Your answer is a single number: the count of lines that contain the string "Information".

::::::::

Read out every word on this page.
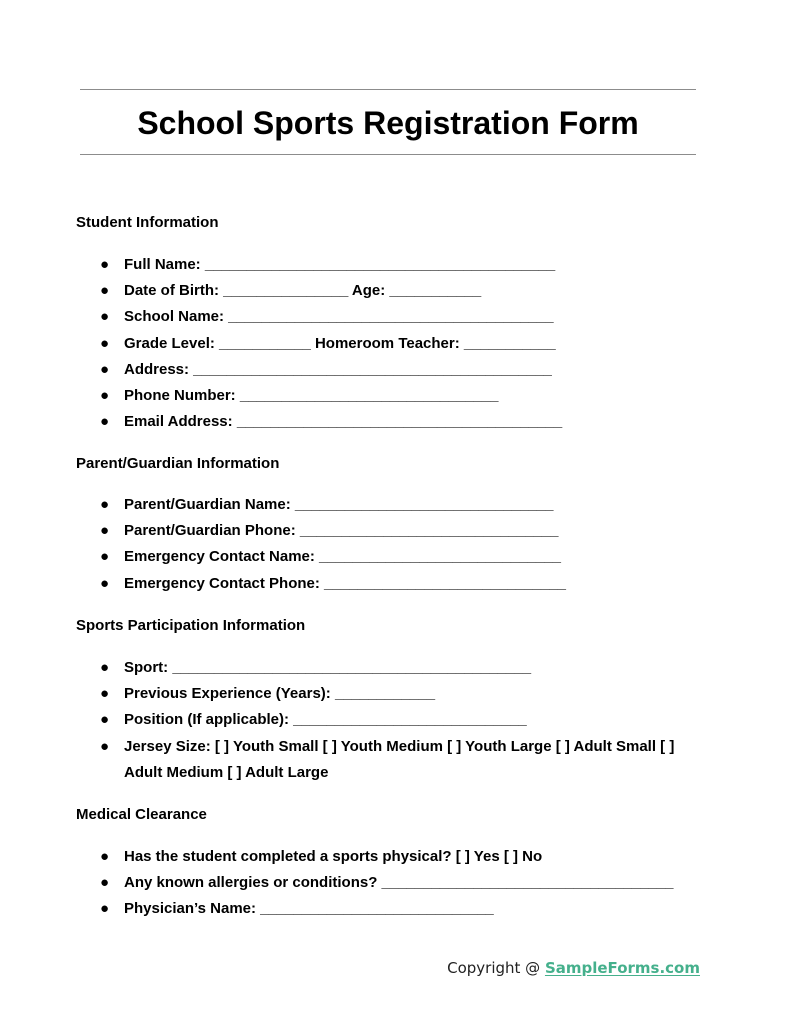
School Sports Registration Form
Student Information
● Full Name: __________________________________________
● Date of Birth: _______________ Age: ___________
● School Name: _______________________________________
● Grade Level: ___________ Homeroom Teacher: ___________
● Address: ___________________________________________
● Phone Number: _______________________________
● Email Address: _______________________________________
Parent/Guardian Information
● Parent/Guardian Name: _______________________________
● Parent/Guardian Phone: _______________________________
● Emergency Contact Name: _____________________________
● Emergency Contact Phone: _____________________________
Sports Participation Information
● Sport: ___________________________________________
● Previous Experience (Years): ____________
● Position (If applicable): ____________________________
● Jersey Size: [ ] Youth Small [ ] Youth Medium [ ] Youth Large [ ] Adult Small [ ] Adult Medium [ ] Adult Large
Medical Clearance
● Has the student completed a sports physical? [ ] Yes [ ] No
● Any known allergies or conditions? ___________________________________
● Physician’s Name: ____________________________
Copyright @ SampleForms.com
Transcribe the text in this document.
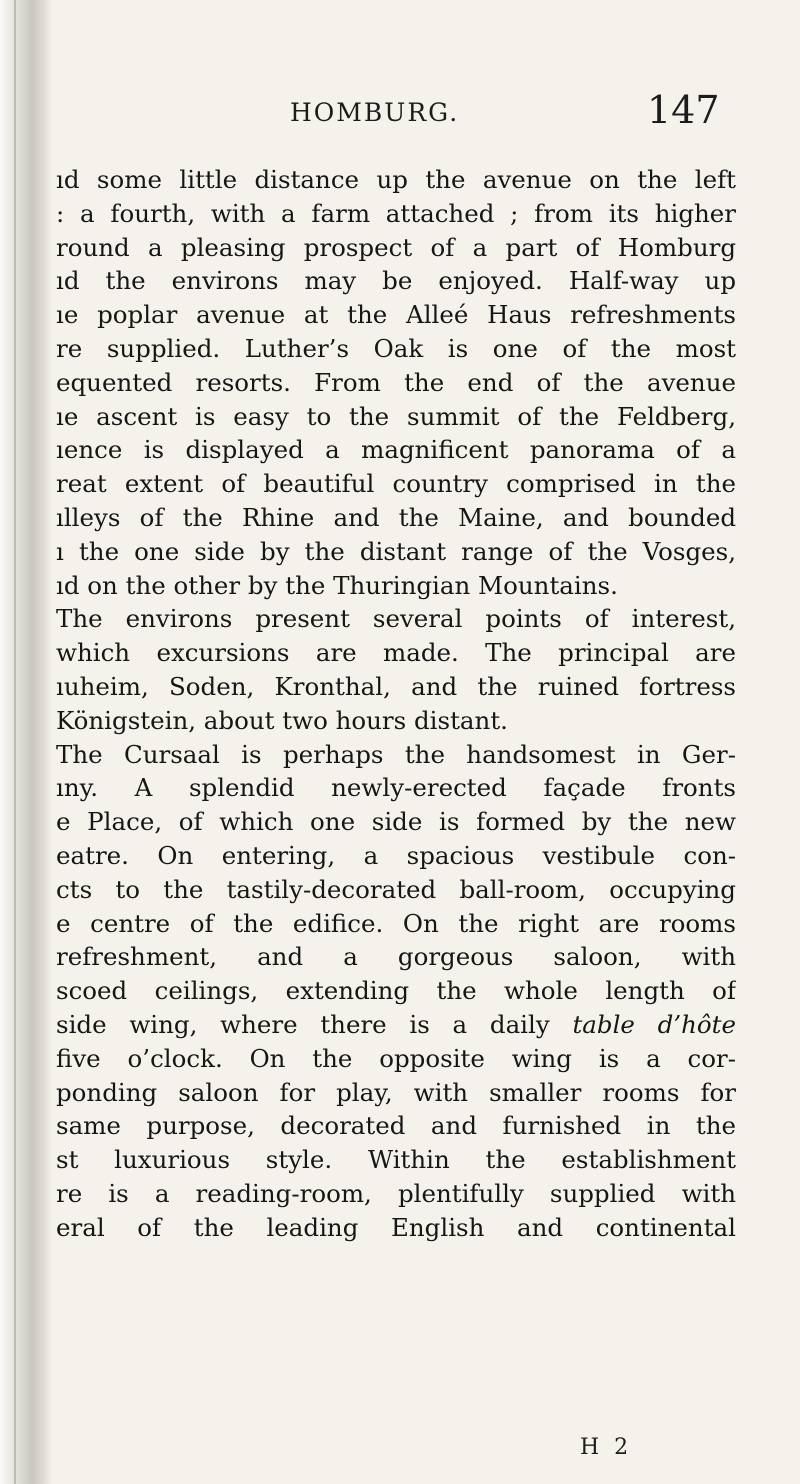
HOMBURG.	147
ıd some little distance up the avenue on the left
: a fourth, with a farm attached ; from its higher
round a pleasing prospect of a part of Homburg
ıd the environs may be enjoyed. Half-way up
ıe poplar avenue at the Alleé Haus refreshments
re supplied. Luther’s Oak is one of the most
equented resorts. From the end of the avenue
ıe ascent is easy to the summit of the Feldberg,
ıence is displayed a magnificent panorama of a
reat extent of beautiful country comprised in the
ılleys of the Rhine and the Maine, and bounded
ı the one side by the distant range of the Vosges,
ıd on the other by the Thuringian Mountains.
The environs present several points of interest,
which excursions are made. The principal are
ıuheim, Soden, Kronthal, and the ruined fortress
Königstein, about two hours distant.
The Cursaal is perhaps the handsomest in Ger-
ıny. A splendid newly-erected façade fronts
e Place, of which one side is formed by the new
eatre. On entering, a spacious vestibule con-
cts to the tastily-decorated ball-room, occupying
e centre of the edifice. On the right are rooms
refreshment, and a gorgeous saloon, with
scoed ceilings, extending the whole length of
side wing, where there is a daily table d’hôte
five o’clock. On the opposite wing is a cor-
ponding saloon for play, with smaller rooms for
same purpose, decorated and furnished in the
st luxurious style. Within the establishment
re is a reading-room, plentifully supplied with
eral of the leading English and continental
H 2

::::::::

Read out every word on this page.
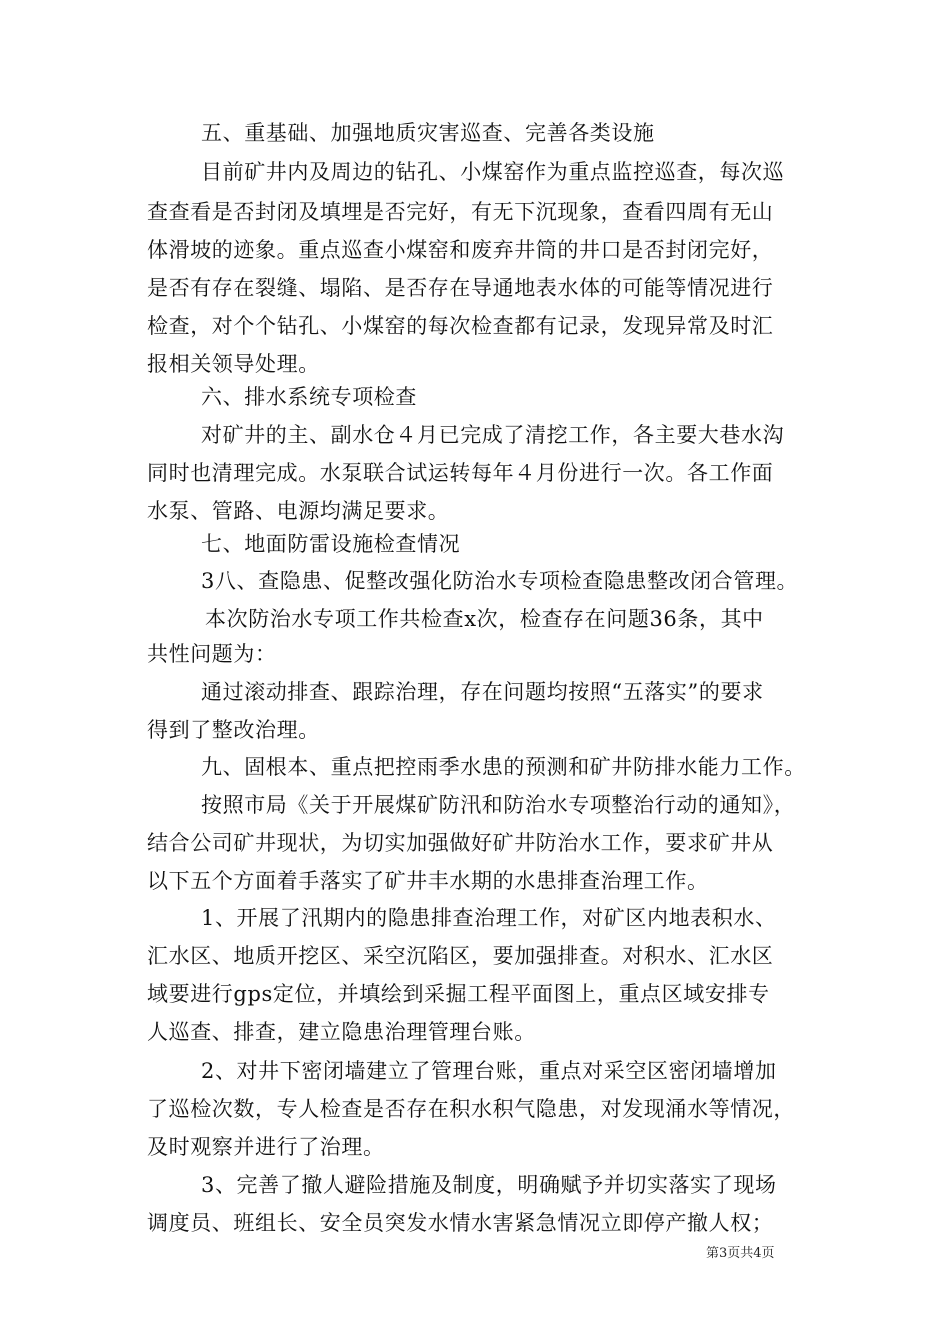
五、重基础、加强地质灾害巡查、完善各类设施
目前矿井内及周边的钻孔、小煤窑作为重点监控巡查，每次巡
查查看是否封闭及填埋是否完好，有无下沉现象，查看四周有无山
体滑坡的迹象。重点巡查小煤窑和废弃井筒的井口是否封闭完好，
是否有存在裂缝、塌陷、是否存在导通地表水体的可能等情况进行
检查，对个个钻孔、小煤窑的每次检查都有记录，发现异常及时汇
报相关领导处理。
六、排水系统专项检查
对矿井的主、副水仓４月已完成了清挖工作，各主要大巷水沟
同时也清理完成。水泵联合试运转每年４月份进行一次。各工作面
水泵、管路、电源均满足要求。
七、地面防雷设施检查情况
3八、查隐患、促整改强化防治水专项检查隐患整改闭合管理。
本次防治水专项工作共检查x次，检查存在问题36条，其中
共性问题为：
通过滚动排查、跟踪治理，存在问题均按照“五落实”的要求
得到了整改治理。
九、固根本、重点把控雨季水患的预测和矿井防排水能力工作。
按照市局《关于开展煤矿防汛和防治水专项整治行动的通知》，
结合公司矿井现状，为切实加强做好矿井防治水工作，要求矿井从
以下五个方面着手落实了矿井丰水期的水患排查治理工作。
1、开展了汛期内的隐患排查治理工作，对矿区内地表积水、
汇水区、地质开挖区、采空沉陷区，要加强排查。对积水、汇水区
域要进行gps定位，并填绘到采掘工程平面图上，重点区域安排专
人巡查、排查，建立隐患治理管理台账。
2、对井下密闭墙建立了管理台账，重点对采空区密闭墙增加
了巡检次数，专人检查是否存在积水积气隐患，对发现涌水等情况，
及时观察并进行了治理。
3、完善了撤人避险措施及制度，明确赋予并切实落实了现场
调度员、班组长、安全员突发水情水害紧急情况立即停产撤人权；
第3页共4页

::::::::

Written response | 3